_Given task_.
Below is a set of records; restate each one word for word.

_Material supplied_.
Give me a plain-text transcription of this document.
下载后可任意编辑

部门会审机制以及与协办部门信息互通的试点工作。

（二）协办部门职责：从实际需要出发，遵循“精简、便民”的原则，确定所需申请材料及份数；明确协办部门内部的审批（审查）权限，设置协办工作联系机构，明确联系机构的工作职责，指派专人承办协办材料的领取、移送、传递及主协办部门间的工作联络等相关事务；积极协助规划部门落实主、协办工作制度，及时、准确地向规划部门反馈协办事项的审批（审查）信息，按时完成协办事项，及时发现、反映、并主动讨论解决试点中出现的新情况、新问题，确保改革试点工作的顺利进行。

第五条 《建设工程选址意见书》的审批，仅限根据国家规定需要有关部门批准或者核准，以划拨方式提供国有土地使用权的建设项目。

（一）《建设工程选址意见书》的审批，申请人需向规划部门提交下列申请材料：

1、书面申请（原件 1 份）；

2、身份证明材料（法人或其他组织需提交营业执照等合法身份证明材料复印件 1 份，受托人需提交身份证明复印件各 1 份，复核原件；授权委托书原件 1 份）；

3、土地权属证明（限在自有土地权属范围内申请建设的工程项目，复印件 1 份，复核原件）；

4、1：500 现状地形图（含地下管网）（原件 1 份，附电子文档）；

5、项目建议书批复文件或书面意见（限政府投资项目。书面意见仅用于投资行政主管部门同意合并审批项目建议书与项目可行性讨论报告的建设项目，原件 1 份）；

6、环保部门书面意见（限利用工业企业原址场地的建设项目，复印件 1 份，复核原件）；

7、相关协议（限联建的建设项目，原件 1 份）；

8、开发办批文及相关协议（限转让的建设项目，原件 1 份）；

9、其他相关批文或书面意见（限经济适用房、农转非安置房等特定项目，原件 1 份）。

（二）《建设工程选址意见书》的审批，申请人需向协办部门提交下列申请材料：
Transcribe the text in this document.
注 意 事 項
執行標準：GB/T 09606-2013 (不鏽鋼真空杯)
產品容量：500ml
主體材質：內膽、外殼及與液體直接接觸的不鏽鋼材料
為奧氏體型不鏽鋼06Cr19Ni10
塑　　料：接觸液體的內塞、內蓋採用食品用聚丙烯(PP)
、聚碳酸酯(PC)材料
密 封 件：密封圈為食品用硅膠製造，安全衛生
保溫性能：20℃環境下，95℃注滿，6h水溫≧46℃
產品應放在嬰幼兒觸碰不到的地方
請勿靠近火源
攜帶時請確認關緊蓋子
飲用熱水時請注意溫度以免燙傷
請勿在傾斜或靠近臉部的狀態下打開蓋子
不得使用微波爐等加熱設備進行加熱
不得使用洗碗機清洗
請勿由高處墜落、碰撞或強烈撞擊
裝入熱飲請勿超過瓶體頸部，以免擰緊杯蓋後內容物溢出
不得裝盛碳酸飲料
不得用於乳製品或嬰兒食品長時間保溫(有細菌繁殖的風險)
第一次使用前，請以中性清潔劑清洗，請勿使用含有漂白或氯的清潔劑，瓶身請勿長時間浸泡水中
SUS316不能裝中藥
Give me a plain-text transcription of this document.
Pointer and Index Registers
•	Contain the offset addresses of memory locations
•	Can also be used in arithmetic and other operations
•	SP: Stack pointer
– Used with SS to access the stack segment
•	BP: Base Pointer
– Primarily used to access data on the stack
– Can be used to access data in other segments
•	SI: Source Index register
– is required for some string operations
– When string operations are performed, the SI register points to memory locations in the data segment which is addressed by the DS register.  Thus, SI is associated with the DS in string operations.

_Reply to the exercise_.
Give me a plain-text transcription of this document.
下载后可任意编辑

部门会审机制以及与协办部门信息互通的试点工作。

（二）协办部门职责：从实际需要出发，遵循“精简、便民”的原则，确定所需申请材料及份数；明确协办部门内部的审批（审查）权限，设置协办工作联系机构，明确联系机构的工作职责，指派专人承办协办材料的领取、移送、传递及主协办部门间的工作联络等相关事务；积极协助规划部门落实主、协办工作制度，及时、准确地向规划部门反馈协办事项的审批（审查）信息，按时完成协办事项，及时发现、反映、并主动讨论解决试点中出现的新情况、新问题，确保改革试点工作的顺利进行。

第五条 《建设工程选址意见书》的审批，仅限根据国家规定需要有关部门批准或者核准，以划拨方式提供国有土地使用权的建设项目。

（一）《建设工程选址意见书》的审批，申请人需向规划部门提交下列申请材料：

1、书面申请（原件 1 份）；

2、身份证明材料（法人或其他组织需提交营业执照等合法身份证明材料复印件 1 份，受托人需提交身份证明复印件各 1 份，复核原件；授权委托书原件 1 份）；

3、土地权属证明（限在自有土地权属范围内申请建设的工程项目，复印件 1 份，复核原件）；

4、1：500 现状地形图（含地下管网）（原件 1 份，附电子文档）；

5、项目建议书批复文件或书面意见（限政府投资项目。书面意见仅用于投资行政主管部门同意合并审批项目建议书与项目可行性讨论报告的建设项目，原件 1 份）；

6、环保部门书面意见（限利用工业企业原址场地的建设项目，复印件 1 份，复核原件）；

7、相关协议（限联建的建设项目，原件 1 份）；

8、开发办批文及相关协议（限转让的建设项目，原件 1 份）；

9、其他相关批文或书面意见（限经济适用房、农转非安置房等特定项目，原件 1 份）。

（二）《建设工程选址意见书》的审批，申请人需向协办部门提交下列申请材料：
Transcribe the text in this document.
注 意 事 項
執行標準：GB/T 09606-2013 (不鏽鋼真空杯)
產品容量：500ml
主體材質：內膽、外殼及與液體直接接觸的不鏽鋼材料
為奧氏體型不鏽鋼06Cr19Ni10
塑　　料：接觸液體的內塞、內蓋採用食品用聚丙烯(PP)
、聚碳酸酯(PC)材料
密 封 件：密封圈為食品用硅膠製造，安全衛生
保溫性能：20℃環境下，95℃注滿，6h水溫≧46℃
產品應放在嬰幼兒觸碰不到的地方
請勿靠近火源
攜帶時請確認關緊蓋子
飲用熱水時請注意溫度以免燙傷
請勿在傾斜或靠近臉部的狀態下打開蓋子
不得使用微波爐等加熱設備進行加熱
不得使用洗碗機清洗
請勿由高處墜落、碰撞或強烈撞擊
裝入熱飲請勿超過瓶體頸部，以免擰緊杯蓋後內容物溢出
不得裝盛碳酸飲料
不得用於乳製品或嬰兒食品長時間保溫(有細菌繁殖的風險)
第一次使用前，請以中性清潔劑清洗，請勿使用含有漂白或氯的清潔劑，瓶身請勿長時間浸泡水中
SUS316不能裝中藥
Give me a plain-text transcription of this document.
Pointer and Index Registers
•	Contain the offset addresses of memory locations
•	Can also be used in arithmetic and other operations
•	SP: Stack pointer
– Used with SS to access the stack segment
•	BP: Base Pointer
– Primarily used to access data on the stack
– Can be used to access data in other segments
•	SI: Source Index register
– is required for some string operations
– When string operations are performed, the SI register points to memory locations in the data segment which is addressed by the DS register.  Thus, SI is associated with the DS in string operations.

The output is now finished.